#### EXERCISE REQUIREMENTS:
Hunt for the word "pages" across the entries below, copying each line that holds it.
▼▼▼
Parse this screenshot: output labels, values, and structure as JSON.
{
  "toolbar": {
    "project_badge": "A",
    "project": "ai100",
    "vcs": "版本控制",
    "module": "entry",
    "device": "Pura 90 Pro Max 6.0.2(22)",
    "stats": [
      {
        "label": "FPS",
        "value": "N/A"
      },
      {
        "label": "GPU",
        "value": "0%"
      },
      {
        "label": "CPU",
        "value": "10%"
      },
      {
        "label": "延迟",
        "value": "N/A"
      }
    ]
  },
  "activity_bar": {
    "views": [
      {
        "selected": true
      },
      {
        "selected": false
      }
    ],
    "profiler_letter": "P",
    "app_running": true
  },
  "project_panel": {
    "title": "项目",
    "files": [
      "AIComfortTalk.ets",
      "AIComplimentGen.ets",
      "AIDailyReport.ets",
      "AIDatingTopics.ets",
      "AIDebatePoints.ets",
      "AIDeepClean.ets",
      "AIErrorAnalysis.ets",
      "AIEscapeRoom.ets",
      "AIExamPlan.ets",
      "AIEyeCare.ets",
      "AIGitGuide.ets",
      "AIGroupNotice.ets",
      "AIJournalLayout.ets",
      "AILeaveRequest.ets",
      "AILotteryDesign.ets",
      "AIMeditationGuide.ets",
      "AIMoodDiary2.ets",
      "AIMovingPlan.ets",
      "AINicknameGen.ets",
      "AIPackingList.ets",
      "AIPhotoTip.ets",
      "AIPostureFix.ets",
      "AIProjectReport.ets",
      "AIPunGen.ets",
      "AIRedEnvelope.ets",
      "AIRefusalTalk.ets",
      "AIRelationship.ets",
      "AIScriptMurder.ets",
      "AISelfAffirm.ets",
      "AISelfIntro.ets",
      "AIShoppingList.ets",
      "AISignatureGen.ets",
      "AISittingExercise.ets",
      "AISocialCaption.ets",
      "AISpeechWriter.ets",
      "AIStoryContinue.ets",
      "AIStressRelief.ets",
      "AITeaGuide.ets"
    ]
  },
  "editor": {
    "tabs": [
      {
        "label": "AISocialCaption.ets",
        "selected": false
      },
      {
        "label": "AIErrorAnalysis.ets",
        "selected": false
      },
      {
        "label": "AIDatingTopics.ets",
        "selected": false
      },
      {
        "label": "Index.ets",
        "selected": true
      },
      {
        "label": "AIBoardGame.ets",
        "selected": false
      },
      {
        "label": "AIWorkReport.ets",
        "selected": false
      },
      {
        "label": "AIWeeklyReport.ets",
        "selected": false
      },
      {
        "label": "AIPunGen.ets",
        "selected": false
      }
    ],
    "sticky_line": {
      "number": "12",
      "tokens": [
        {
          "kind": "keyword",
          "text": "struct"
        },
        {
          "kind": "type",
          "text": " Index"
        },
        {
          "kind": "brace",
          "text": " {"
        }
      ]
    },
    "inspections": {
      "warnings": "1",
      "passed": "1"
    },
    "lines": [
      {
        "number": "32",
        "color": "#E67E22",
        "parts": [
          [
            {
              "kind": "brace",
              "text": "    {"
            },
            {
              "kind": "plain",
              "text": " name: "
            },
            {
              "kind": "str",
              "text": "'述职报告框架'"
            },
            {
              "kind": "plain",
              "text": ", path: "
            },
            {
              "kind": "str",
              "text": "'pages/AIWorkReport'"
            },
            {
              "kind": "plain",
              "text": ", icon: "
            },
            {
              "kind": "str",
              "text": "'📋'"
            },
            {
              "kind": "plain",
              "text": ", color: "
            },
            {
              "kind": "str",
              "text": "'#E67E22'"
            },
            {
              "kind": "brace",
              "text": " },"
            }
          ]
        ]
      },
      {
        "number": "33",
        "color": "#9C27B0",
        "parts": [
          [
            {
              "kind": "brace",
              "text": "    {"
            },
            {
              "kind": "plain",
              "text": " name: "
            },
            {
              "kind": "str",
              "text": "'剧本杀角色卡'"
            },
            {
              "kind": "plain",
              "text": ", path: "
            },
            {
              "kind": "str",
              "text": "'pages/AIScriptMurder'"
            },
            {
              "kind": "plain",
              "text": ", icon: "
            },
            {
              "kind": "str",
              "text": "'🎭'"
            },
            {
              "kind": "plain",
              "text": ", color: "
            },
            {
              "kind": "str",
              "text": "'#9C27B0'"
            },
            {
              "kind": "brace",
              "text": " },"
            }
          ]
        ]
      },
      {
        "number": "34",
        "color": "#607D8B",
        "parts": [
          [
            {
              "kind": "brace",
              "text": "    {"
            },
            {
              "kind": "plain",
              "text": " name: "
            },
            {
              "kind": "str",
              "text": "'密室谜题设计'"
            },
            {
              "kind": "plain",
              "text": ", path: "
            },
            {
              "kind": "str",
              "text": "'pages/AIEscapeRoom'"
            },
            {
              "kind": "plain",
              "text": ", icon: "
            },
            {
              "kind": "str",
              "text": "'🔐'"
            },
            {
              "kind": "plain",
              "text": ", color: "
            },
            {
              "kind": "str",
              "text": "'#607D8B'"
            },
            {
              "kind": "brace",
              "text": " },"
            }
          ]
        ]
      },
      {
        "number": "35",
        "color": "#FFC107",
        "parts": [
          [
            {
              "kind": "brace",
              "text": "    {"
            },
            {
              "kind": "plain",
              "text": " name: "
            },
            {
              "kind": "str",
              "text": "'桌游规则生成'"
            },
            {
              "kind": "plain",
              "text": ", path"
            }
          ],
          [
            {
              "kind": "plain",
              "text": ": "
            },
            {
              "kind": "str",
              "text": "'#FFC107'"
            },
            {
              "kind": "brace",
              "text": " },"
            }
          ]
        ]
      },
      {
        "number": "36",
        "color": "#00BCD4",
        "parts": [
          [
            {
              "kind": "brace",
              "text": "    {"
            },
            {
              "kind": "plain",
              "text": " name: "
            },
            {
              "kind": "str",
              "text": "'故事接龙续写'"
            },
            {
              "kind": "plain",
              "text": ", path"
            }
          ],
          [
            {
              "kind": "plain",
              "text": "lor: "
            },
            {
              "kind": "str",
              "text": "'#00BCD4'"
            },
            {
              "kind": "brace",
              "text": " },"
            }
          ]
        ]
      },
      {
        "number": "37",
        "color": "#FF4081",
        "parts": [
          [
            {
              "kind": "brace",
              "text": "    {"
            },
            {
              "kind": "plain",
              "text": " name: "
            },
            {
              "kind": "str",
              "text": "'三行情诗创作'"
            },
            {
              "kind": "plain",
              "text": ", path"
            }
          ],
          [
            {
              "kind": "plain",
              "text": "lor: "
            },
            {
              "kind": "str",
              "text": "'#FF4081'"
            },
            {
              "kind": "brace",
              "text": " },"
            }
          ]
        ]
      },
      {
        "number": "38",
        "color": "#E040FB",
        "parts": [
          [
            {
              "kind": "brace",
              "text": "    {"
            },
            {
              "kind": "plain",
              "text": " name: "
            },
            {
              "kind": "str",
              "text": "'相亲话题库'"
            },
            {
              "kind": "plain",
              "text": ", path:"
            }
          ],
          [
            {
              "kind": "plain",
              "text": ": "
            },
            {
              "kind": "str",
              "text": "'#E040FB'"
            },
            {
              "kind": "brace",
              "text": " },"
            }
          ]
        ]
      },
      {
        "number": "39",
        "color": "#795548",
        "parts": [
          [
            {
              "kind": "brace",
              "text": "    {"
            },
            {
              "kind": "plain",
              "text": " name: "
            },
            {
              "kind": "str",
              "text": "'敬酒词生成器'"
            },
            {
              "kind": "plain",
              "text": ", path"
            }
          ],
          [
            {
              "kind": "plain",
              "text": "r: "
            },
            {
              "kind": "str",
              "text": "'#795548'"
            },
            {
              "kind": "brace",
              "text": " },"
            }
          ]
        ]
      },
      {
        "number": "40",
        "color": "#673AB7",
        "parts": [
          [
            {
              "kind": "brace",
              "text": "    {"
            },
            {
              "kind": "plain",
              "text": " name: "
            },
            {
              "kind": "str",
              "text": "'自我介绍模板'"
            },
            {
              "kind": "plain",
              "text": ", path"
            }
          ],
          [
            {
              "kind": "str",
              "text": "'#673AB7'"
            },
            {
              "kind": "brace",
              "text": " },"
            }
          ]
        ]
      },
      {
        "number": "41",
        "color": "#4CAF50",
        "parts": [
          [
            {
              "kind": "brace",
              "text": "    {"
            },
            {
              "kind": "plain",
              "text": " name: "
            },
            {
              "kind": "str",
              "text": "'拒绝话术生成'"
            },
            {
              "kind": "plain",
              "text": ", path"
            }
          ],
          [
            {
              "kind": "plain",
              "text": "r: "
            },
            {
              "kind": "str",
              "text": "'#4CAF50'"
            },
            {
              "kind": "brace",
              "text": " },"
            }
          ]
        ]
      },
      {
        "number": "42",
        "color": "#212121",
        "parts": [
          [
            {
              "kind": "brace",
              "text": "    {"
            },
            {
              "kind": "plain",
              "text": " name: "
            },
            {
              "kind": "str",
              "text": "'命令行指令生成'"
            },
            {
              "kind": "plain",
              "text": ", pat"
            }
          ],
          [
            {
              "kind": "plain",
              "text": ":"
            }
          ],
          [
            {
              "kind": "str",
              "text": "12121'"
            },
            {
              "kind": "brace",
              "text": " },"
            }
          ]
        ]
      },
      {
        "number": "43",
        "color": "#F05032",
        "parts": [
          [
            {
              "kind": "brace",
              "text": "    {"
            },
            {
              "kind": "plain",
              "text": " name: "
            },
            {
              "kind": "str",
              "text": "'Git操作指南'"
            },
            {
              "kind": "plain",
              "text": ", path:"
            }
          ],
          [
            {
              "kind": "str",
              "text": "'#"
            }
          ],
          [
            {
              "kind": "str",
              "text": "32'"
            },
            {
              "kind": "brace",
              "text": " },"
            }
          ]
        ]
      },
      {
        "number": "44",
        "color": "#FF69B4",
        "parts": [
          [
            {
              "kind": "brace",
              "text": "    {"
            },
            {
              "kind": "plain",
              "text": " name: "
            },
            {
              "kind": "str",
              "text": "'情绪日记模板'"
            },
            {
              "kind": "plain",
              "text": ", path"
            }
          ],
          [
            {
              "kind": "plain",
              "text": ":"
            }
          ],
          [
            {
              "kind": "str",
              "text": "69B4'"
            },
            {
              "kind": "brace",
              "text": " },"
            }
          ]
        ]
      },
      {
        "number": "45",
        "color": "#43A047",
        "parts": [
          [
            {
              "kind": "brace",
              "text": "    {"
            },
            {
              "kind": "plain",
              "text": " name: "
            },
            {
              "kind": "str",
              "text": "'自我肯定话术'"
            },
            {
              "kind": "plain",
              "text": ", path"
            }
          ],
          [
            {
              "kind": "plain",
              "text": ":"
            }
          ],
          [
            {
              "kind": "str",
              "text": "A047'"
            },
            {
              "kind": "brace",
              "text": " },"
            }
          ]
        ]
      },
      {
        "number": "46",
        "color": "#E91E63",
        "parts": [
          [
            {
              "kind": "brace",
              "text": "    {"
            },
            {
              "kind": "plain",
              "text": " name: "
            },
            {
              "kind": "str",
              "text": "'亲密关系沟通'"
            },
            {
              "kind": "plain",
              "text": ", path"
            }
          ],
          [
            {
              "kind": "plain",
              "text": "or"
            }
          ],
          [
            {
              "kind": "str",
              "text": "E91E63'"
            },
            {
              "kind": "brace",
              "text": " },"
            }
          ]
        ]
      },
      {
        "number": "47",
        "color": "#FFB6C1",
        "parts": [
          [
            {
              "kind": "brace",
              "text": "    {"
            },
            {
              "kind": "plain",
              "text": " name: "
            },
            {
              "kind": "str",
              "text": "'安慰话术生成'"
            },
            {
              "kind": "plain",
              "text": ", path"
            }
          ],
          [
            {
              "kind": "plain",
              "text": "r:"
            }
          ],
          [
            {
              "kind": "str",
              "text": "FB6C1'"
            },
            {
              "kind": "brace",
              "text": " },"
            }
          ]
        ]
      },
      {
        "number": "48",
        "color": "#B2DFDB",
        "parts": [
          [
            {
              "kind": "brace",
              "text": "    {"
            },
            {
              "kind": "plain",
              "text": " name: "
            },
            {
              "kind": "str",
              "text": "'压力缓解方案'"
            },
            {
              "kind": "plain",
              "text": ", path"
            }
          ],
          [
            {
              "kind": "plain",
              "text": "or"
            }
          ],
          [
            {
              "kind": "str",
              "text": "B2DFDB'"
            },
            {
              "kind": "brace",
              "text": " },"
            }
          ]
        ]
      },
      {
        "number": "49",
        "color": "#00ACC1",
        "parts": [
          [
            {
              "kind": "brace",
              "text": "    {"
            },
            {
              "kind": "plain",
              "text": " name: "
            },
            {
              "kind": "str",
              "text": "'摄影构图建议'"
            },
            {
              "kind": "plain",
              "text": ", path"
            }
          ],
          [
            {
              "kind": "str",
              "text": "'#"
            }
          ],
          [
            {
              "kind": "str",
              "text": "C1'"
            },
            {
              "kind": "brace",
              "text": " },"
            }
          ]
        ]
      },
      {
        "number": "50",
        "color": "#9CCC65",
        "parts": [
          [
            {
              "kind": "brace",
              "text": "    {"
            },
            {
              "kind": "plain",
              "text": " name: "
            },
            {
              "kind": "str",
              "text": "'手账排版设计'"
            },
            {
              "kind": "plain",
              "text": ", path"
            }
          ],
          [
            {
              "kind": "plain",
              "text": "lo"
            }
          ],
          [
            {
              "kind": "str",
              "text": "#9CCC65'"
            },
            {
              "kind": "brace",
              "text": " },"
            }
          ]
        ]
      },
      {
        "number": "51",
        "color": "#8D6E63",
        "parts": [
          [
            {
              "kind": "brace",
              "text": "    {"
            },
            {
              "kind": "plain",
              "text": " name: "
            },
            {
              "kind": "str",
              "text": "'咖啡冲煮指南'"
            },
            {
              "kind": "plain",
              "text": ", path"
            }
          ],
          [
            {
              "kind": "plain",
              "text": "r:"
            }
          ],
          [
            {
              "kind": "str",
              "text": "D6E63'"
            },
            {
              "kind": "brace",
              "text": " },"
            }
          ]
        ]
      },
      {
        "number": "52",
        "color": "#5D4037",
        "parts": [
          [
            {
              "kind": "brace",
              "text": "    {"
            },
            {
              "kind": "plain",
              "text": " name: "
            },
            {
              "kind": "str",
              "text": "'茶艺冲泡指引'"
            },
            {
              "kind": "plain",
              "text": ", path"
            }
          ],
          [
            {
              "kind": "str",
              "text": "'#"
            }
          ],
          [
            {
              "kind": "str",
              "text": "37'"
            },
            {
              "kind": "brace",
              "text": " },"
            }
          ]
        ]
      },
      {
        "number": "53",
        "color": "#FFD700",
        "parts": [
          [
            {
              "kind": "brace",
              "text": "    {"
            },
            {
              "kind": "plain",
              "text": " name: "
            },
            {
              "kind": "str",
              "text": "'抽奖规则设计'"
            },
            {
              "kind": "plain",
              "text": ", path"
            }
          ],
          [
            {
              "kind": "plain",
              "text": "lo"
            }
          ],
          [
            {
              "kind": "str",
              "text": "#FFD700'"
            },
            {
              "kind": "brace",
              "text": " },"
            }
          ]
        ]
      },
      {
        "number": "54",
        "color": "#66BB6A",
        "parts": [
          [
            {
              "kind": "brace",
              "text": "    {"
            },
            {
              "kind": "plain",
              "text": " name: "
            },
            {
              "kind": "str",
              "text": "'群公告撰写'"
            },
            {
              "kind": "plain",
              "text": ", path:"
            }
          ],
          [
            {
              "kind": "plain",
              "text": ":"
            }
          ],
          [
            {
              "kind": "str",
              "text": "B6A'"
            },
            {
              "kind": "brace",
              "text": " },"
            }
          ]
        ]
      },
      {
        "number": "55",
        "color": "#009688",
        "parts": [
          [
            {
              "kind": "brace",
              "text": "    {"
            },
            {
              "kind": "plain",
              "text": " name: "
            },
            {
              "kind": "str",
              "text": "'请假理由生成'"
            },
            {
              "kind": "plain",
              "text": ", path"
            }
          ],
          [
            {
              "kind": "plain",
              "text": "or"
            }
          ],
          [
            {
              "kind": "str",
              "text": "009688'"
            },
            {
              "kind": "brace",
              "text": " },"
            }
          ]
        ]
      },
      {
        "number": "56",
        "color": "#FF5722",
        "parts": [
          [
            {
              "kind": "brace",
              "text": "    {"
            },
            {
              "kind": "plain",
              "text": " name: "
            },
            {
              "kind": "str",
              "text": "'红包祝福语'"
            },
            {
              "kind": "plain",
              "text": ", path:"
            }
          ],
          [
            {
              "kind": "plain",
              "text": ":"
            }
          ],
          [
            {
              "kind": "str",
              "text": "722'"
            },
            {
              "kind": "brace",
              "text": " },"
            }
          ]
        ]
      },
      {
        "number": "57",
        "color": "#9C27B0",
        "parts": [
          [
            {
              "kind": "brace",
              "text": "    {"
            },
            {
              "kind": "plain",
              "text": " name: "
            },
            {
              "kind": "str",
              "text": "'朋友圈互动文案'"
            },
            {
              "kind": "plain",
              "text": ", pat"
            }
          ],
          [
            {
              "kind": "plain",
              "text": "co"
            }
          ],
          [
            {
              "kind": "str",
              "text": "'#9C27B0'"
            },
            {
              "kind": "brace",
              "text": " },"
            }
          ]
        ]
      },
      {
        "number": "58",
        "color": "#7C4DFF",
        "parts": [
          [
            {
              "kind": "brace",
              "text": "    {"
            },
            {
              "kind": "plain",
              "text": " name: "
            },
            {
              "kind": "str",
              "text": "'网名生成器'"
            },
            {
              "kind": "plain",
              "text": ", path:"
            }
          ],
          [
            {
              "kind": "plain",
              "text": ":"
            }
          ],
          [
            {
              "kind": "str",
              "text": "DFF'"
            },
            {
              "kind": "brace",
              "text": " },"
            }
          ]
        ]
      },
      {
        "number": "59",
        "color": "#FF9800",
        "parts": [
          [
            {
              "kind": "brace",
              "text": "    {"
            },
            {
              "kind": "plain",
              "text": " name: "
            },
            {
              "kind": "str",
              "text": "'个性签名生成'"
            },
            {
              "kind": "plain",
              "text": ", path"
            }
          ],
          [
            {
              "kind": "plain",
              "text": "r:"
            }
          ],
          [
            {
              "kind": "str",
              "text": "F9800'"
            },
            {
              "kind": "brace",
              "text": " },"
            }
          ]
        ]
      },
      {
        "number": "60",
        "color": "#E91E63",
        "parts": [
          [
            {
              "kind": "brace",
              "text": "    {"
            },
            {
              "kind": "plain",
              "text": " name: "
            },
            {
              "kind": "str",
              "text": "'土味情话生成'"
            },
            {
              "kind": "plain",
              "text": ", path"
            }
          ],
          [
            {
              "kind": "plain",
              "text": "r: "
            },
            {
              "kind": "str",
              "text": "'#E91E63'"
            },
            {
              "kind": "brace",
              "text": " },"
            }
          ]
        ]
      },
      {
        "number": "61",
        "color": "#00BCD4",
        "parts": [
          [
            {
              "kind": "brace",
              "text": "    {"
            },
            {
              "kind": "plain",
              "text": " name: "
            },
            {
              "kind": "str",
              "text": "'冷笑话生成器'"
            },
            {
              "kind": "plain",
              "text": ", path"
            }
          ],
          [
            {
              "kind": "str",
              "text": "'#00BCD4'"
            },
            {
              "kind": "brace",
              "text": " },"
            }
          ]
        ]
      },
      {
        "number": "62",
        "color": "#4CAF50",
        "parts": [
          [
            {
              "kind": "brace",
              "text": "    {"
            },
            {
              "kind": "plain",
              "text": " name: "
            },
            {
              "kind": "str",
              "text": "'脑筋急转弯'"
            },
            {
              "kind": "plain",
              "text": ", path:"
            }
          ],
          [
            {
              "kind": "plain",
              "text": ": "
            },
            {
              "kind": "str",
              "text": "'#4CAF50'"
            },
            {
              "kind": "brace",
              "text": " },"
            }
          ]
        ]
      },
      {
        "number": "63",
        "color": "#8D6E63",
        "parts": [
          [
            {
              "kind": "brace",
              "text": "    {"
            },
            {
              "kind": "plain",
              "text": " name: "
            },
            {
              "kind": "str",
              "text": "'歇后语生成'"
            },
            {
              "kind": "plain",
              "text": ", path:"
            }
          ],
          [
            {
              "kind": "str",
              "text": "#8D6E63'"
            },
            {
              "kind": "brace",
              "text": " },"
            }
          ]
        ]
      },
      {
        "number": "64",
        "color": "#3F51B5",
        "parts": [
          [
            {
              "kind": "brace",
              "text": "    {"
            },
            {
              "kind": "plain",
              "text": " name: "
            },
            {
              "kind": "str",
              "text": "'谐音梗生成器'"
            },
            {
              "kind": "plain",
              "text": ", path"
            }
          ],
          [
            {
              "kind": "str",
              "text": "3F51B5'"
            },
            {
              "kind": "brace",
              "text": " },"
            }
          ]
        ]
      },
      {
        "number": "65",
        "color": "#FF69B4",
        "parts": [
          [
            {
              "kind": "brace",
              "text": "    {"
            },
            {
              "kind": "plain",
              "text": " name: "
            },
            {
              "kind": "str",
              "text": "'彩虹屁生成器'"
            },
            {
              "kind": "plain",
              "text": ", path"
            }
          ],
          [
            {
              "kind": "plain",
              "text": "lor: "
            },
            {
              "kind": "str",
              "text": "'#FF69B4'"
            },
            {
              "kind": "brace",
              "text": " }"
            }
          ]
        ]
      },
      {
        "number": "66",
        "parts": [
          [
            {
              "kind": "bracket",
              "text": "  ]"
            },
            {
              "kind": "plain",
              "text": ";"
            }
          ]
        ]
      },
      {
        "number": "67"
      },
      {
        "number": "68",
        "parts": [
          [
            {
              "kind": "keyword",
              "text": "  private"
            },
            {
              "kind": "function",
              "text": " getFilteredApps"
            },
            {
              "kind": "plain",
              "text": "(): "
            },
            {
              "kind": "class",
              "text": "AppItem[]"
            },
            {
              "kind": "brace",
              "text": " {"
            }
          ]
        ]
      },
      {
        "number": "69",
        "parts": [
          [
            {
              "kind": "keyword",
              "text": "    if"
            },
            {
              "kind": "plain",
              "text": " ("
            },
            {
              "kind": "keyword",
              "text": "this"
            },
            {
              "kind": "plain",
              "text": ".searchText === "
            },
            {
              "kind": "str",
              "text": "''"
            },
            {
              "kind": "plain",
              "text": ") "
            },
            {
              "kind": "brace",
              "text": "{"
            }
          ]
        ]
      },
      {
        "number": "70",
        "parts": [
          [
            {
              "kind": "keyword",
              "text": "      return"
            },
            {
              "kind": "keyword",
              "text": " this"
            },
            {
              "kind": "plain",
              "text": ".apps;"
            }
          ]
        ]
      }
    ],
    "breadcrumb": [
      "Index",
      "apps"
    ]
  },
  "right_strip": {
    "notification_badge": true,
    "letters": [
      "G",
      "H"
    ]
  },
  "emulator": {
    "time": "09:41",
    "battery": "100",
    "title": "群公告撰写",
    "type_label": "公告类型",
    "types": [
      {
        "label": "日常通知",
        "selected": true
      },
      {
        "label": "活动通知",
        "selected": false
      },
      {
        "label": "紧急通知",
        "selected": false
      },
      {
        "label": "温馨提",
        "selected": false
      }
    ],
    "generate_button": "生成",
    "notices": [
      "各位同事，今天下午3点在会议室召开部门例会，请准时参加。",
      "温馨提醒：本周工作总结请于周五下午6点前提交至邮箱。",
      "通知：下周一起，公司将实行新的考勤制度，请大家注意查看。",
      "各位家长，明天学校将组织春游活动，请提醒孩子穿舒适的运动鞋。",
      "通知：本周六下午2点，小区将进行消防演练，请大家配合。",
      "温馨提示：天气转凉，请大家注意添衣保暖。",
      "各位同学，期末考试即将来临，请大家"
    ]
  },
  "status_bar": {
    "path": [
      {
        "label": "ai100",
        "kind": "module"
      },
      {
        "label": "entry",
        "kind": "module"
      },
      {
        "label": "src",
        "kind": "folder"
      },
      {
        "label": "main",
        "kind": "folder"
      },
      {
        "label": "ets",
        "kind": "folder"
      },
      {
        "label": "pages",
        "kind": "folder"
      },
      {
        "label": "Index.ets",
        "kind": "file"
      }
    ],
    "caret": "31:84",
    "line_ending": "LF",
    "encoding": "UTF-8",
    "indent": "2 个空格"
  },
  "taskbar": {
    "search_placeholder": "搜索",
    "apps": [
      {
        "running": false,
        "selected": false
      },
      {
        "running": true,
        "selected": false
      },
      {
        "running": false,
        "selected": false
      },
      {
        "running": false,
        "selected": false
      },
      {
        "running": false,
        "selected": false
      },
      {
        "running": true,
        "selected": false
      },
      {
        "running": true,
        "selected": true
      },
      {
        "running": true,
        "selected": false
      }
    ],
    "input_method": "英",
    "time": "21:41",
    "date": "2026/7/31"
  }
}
▲▲▲
#### TASK OUTPUT:
              "text": "'pages/AIWorkReport'"
              "text": "'pages/AIScriptMurder'"
              "text": "'pages/AIEscapeRoom'"
        "label": "pages",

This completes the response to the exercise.